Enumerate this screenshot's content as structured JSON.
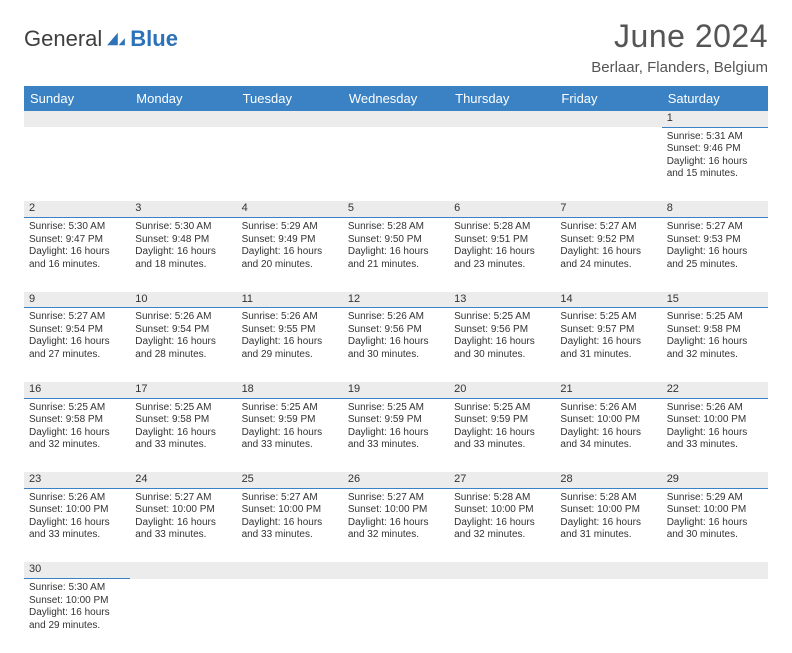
{
  "brand": {
    "part1": "General",
    "part2": "Blue",
    "logo_color": "#2d72b8",
    "text_color": "#3f3f3f"
  },
  "title": {
    "month_year": "June 2024",
    "location": "Berlaar, Flanders, Belgium"
  },
  "colors": {
    "header_bg": "#3a82c4",
    "header_fg": "#ffffff",
    "daynum_bg": "#ececec",
    "rule": "#3a82c4"
  },
  "weekdays": [
    "Sunday",
    "Monday",
    "Tuesday",
    "Wednesday",
    "Thursday",
    "Friday",
    "Saturday"
  ],
  "weeks": [
    [
      null,
      null,
      null,
      null,
      null,
      null,
      {
        "n": "1",
        "sr": "5:31 AM",
        "ss": "9:46 PM",
        "dl": "16 hours and 15 minutes."
      }
    ],
    [
      {
        "n": "2",
        "sr": "5:30 AM",
        "ss": "9:47 PM",
        "dl": "16 hours and 16 minutes."
      },
      {
        "n": "3",
        "sr": "5:30 AM",
        "ss": "9:48 PM",
        "dl": "16 hours and 18 minutes."
      },
      {
        "n": "4",
        "sr": "5:29 AM",
        "ss": "9:49 PM",
        "dl": "16 hours and 20 minutes."
      },
      {
        "n": "5",
        "sr": "5:28 AM",
        "ss": "9:50 PM",
        "dl": "16 hours and 21 minutes."
      },
      {
        "n": "6",
        "sr": "5:28 AM",
        "ss": "9:51 PM",
        "dl": "16 hours and 23 minutes."
      },
      {
        "n": "7",
        "sr": "5:27 AM",
        "ss": "9:52 PM",
        "dl": "16 hours and 24 minutes."
      },
      {
        "n": "8",
        "sr": "5:27 AM",
        "ss": "9:53 PM",
        "dl": "16 hours and 25 minutes."
      }
    ],
    [
      {
        "n": "9",
        "sr": "5:27 AM",
        "ss": "9:54 PM",
        "dl": "16 hours and 27 minutes."
      },
      {
        "n": "10",
        "sr": "5:26 AM",
        "ss": "9:54 PM",
        "dl": "16 hours and 28 minutes."
      },
      {
        "n": "11",
        "sr": "5:26 AM",
        "ss": "9:55 PM",
        "dl": "16 hours and 29 minutes."
      },
      {
        "n": "12",
        "sr": "5:26 AM",
        "ss": "9:56 PM",
        "dl": "16 hours and 30 minutes."
      },
      {
        "n": "13",
        "sr": "5:25 AM",
        "ss": "9:56 PM",
        "dl": "16 hours and 30 minutes."
      },
      {
        "n": "14",
        "sr": "5:25 AM",
        "ss": "9:57 PM",
        "dl": "16 hours and 31 minutes."
      },
      {
        "n": "15",
        "sr": "5:25 AM",
        "ss": "9:58 PM",
        "dl": "16 hours and 32 minutes."
      }
    ],
    [
      {
        "n": "16",
        "sr": "5:25 AM",
        "ss": "9:58 PM",
        "dl": "16 hours and 32 minutes."
      },
      {
        "n": "17",
        "sr": "5:25 AM",
        "ss": "9:58 PM",
        "dl": "16 hours and 33 minutes."
      },
      {
        "n": "18",
        "sr": "5:25 AM",
        "ss": "9:59 PM",
        "dl": "16 hours and 33 minutes."
      },
      {
        "n": "19",
        "sr": "5:25 AM",
        "ss": "9:59 PM",
        "dl": "16 hours and 33 minutes."
      },
      {
        "n": "20",
        "sr": "5:25 AM",
        "ss": "9:59 PM",
        "dl": "16 hours and 33 minutes."
      },
      {
        "n": "21",
        "sr": "5:26 AM",
        "ss": "10:00 PM",
        "dl": "16 hours and 34 minutes."
      },
      {
        "n": "22",
        "sr": "5:26 AM",
        "ss": "10:00 PM",
        "dl": "16 hours and 33 minutes."
      }
    ],
    [
      {
        "n": "23",
        "sr": "5:26 AM",
        "ss": "10:00 PM",
        "dl": "16 hours and 33 minutes."
      },
      {
        "n": "24",
        "sr": "5:27 AM",
        "ss": "10:00 PM",
        "dl": "16 hours and 33 minutes."
      },
      {
        "n": "25",
        "sr": "5:27 AM",
        "ss": "10:00 PM",
        "dl": "16 hours and 33 minutes."
      },
      {
        "n": "26",
        "sr": "5:27 AM",
        "ss": "10:00 PM",
        "dl": "16 hours and 32 minutes."
      },
      {
        "n": "27",
        "sr": "5:28 AM",
        "ss": "10:00 PM",
        "dl": "16 hours and 32 minutes."
      },
      {
        "n": "28",
        "sr": "5:28 AM",
        "ss": "10:00 PM",
        "dl": "16 hours and 31 minutes."
      },
      {
        "n": "29",
        "sr": "5:29 AM",
        "ss": "10:00 PM",
        "dl": "16 hours and 30 minutes."
      }
    ],
    [
      {
        "n": "30",
        "sr": "5:30 AM",
        "ss": "10:00 PM",
        "dl": "16 hours and 29 minutes."
      },
      null,
      null,
      null,
      null,
      null,
      null
    ]
  ],
  "labels": {
    "sunrise": "Sunrise:",
    "sunset": "Sunset:",
    "daylight": "Daylight:"
  }
}
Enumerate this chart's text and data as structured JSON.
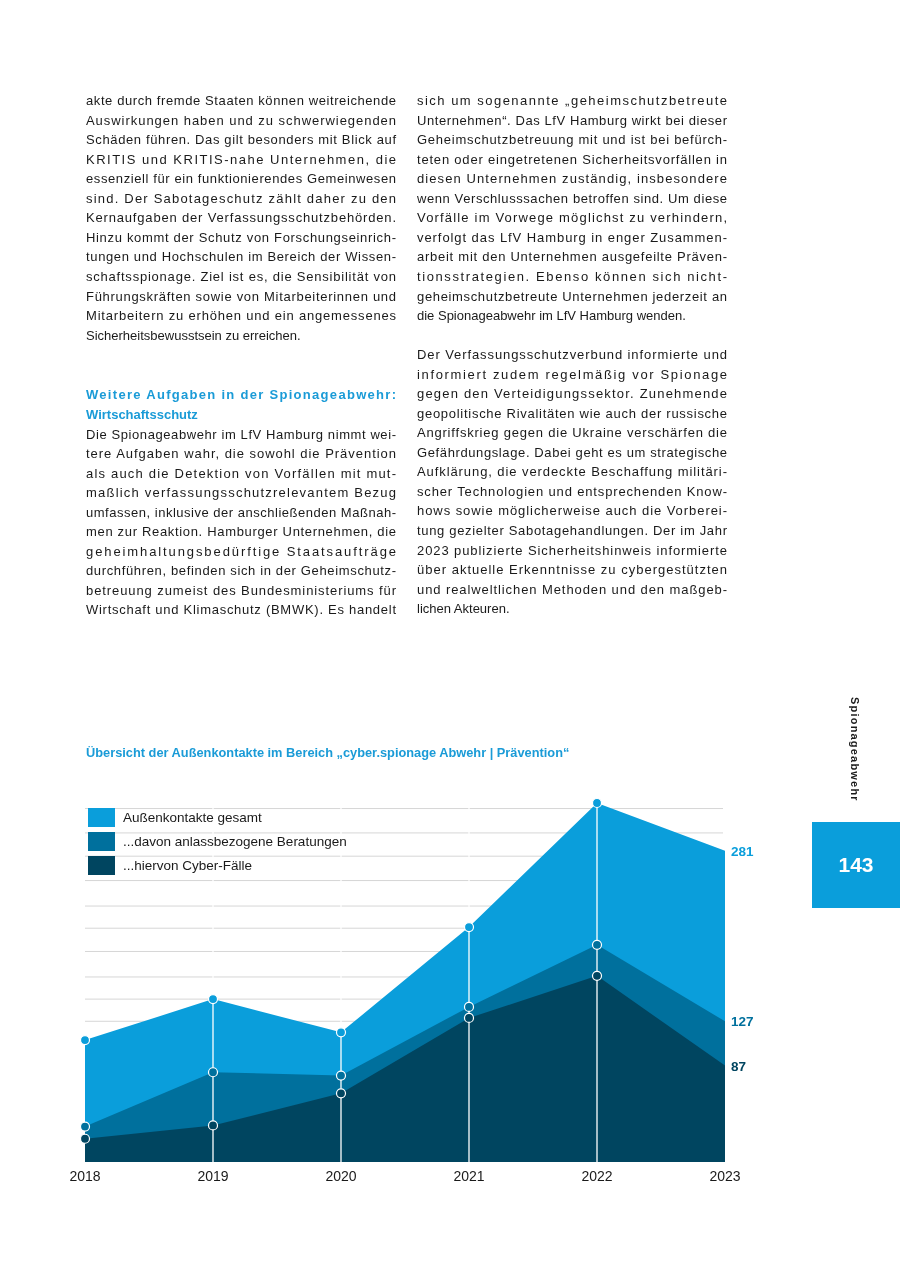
{
  "chart_data": {
    "type": "area",
    "title": "Übersicht der Außenkontakte im Bereich „cyber.spionage Abwehr | Prävention“",
    "categories": [
      "2018",
      "2019",
      "2020",
      "2021",
      "2022",
      "2023"
    ],
    "series": [
      {
        "name": "Außenkontakte gesamt",
        "color": "#0a9edb",
        "values": [
          110,
          147,
          117,
          212,
          324,
          281
        ],
        "value_labels": [
          null,
          null,
          null,
          null,
          null,
          "281"
        ]
      },
      {
        "name": "...davon anlassbezogene Beratungen",
        "color": "#00709d",
        "values": [
          32,
          81,
          78,
          140,
          196,
          127
        ],
        "value_labels": [
          null,
          null,
          null,
          null,
          null,
          "127"
        ]
      },
      {
        "name": "...hiervon Cyber-Fälle",
        "color": "#004560",
        "values": [
          21,
          33,
          62,
          130,
          168,
          87
        ],
        "value_labels": [
          null,
          null,
          null,
          null,
          null,
          "87"
        ]
      }
    ],
    "yticks": [
      {
        "value": 127,
        "label": null
      },
      {
        "value": 147,
        "label": null
      },
      {
        "value": 167,
        "label": null
      },
      {
        "value": 190,
        "label": null
      },
      {
        "value": 211,
        "label": null
      },
      {
        "value": 231,
        "label": null
      },
      {
        "value": 254,
        "label": null
      },
      {
        "value": 276,
        "label": null
      },
      {
        "value": 297,
        "label": null
      },
      {
        "value": 319,
        "label": null
      }
    ],
    "grid": "y",
    "ref_lines": [
      {
        "axis": "x",
        "value": "2019",
        "color": "#ffffff"
      },
      {
        "axis": "x",
        "value": "2020",
        "color": "#ffffff"
      },
      {
        "axis": "x",
        "value": "2021",
        "color": "#ffffff"
      },
      {
        "axis": "x",
        "value": "2022",
        "color": "#ffffff"
      }
    ],
    "legend": "top left",
    "marker": "circle",
    "tick_labels": "x",
    "annotations": [
      "akte durch fremde Staaten können weitreichende\nAuswirkungen haben und zu schwerwiegenden\nSchäden führen. Das gilt besonders mit Blick auf\nKRITIS und KRITIS-nahe Unternehmen, die\nessenziell für ein funktionierendes Gemeinwesen\nsind. Der Sabotageschutz zählt daher zu den\nKernaufgaben der Verfassungsschutzbehörden.\nHinzu kommt der Schutz von Forschungseinrich-\ntungen und Hochschulen im Bereich der Wissen-\nschaftsspionage. Ziel ist es, die Sensibilität von\nFührungskräften sowie von Mitarbeiterinnen und\nMitarbeitern zu erhöhen und ein angemessenes\nSicherheitsbewusstsein zu erreichen.",
      "Weitere Aufgaben in der Spionageabwehr:\nWirtschaftsschutz",
      "Die Spionageabwehr im LfV Hamburg nimmt wei-\ntere Aufgaben wahr, die sowohl die Prävention\nals auch die Detektion von Vorfällen mit mut-\nmaßlich verfassungsschutzrelevantem Bezug\numfassen, inklusive der anschließenden Maßnah-\nmen zur Reaktion. Hamburger Unternehmen, die\ngeheimhaltungsbedürftige Staatsaufträge\ndurchführen, befinden sich in der Geheimschutz-\nbetreuung zumeist des Bundesministeriums für\nWirtschaft und Klimaschutz (BMWK). Es handelt",
      "sich um sogenannte „geheimschutzbetreute\nUnternehmen“. Das LfV Hamburg wirkt bei dieser\nGeheimschutzbetreuung mit und ist bei befürch-\nteten oder eingetretenen Sicherheitsvorfällen in\ndiesen Unternehmen zuständig, insbesondere\nwenn Verschlusssachen betroffen sind. Um diese\nVorfälle im Vorwege möglichst zu verhindern,\nverfolgt das LfV Hamburg in enger Zusammen-\narbeit mit den Unternehmen ausgefeilte Präven-\ntionsstrategien. Ebenso können sich nicht-\ngeheimschutzbetreute Unternehmen jederzeit an\ndie Spionageabwehr im LfV Hamburg wenden.",
      "Der Verfassungsschutzverbund informierte und\ninformiert zudem regelmäßig vor Spionage\ngegen den Verteidigungssektor. Zunehmende\ngeopolitische Rivalitäten wie auch der russische\nAngriffskrieg gegen die Ukraine verschärfen die\nGefährdungslage. Dabei geht es um strategische\nAufklärung, die verdeckte Beschaffung militäri-\nscher Technologien und entsprechenden Know-\nhows sowie möglicherweise auch die Vorberei-\ntung gezielter Sabotagehandlungen. Der im Jahr\n2023 publizierte Sicherheitshinweis informierte\nüber aktuelle Erkenntnisse zu cybergestützten\nund realweltlichen Methoden und den maßgeb-\nlichen Akteuren.",
      "Spionageabwehr",
      "143"
    ]
  }
}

-*-*-

_Task prompt:_ Which lines contain "Enumerate"? Copy each of them out.

_Output:_
Enumerate this screenshot's content as structured JSON.
Enumerate this chart's text and data as structured JSON.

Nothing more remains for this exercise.